The task —
List each line holding the string "this".

Data records:

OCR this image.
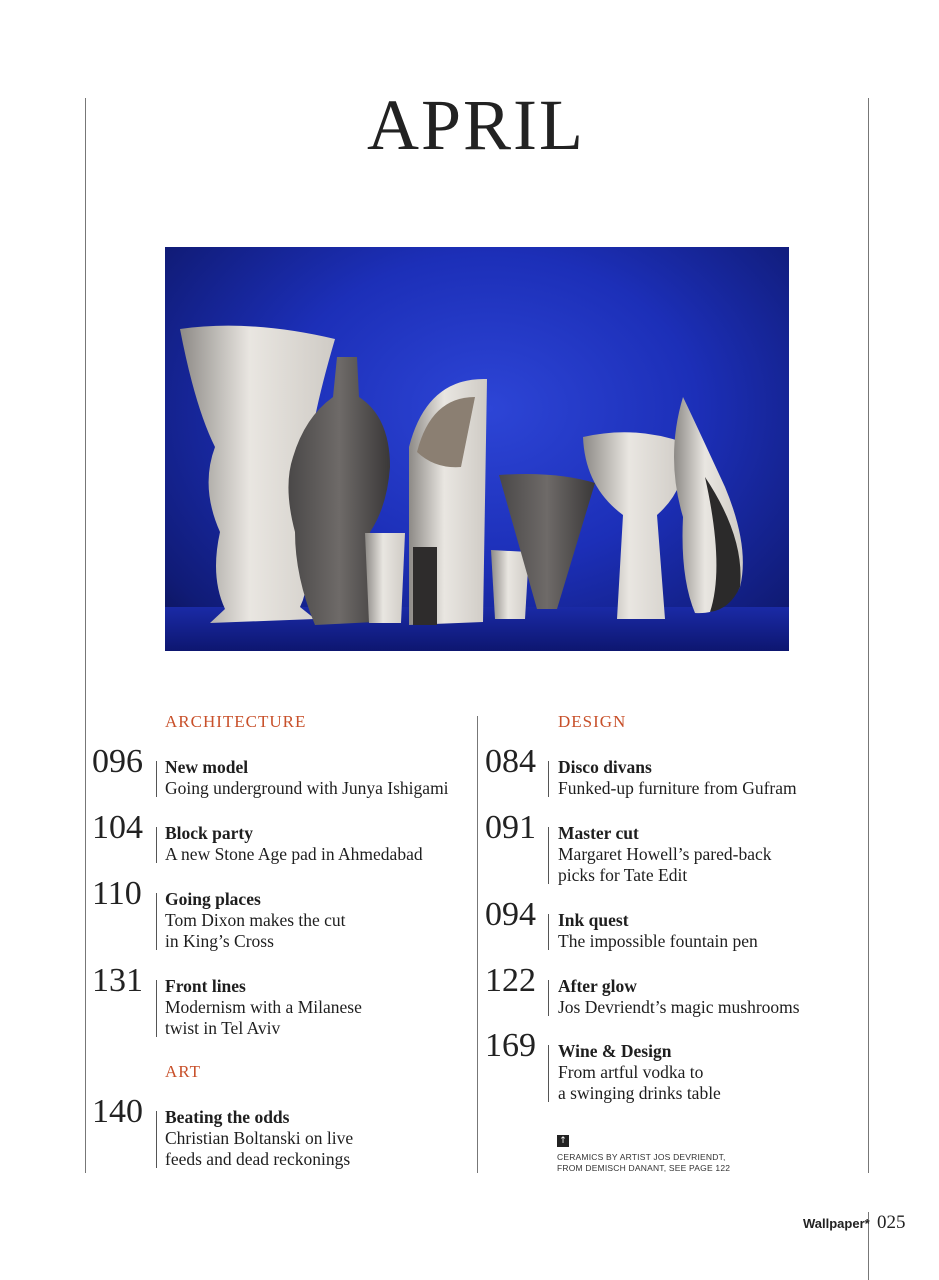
APRIL
ARCHITECTURE
096 New model
Going underground with Junya Ishigami
104 Block party
A new Stone Age pad in Ahmedabad
110 Going places
Tom Dixon makes the cut
in King’s Cross
131 Front lines
Modernism with a Milanese
twist in Tel Aviv
ART
140 Beating the odds
Christian Boltanski on live
feeds and dead reckonings
DESIGN
084 Disco divans
Funked-up furniture from Gufram
091 Master cut
Margaret Howell’s pared-back
picks for Tate Edit
094 Ink quest
The impossible fountain pen
122 After glow
Jos Devriendt’s magic mushrooms
169 Wine & Design
From artful vodka to
a swinging drinks table
↑
CERAMICS BY ARTIST JOS DEVRIENDT,
FROM DEMISCH DANANT, SEE PAGE 122
Wallpaper* 025
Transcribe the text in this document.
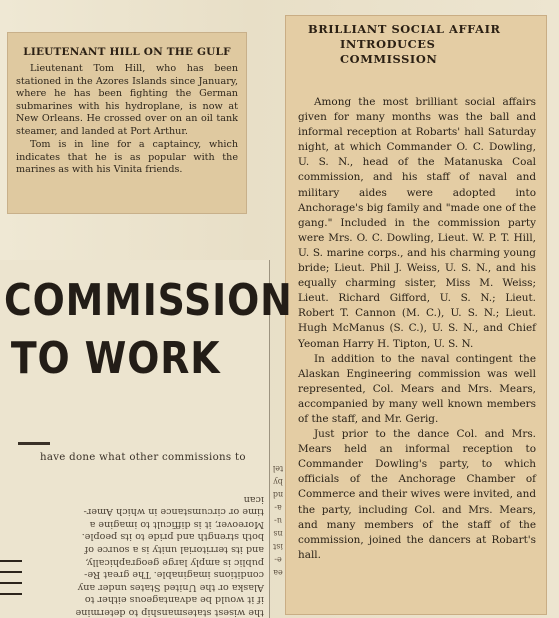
LIEUTENANT HILL ON THE GULF

Lieutenant Tom Hill, who has been stationed in the Azores Islands since January, where he has been fighting the German submarines with his hydroplane, is now at New Orleans. He crossed over on an oil tank steamer, and landed at Port Arthur.

Tom is in line for a captaincy, which indicates that he is as popular with the marines as with his Vinita friends.

BRILLIANT SOCIAL AFFAIR
INTRODUCES COMMISSION

Among the most brilliant social affairs given for many months was the ball and informal reception at Robarts' hall Saturday night, at which Commander O. C. Dowling, U. S. N., head of the Matanuska Coal commission, and his staff of naval and military aides were adopted into Anchorage's big family and "made one of the gang." Included in the commission party were Mrs. O. C. Dowling, Lieut. W. P. T. Hill, U. S. marine corps., and his charming young bride; Lieut. Phil J. Weiss, U. S. N., and his equally charming sister, Miss M. Weiss; Lieut. Richard Gifford, U. S. N.; Lieut. Robert T. Cannon (M. C.), U. S. N.; Lieut. Hugh McManus (S. C.), U. S. N., and Chief Yeoman Harry H. Tipton, U. S. N.

In addition to the naval contingent the Alaskan Engineering commission was well represented, Col. Mears and Mrs. Mears, accompanied by many well known members of the staff, and Mr. Gerig.

Just prior to the dance Col. and Mrs. Mears held an informal reception to Commander Dowling's party, to which officials of the Anchorage Chamber of Commerce and their wives were invited, and the party, including Col. and Mrs. Mears, and many members of the staff of the commission, joined the dancers at Robart's hall.

COMMISSION
TO WORK

have done what other commissions to

the wisest statesmanship to determine

if it would be advantageous either to

Alaska or the United States under any

conditions imaginable. The great Re-

public is amply large geographically,

and its territorial unity is a source of

both strength and pride to its people.

Moreover, it is difficult to imagine a

time or circumstance in which Amer-

ican

tel

by

nd

a-

u-

ns

ist

e-

ea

Result of the task —
OCR this image.
Transcribe the text in this document.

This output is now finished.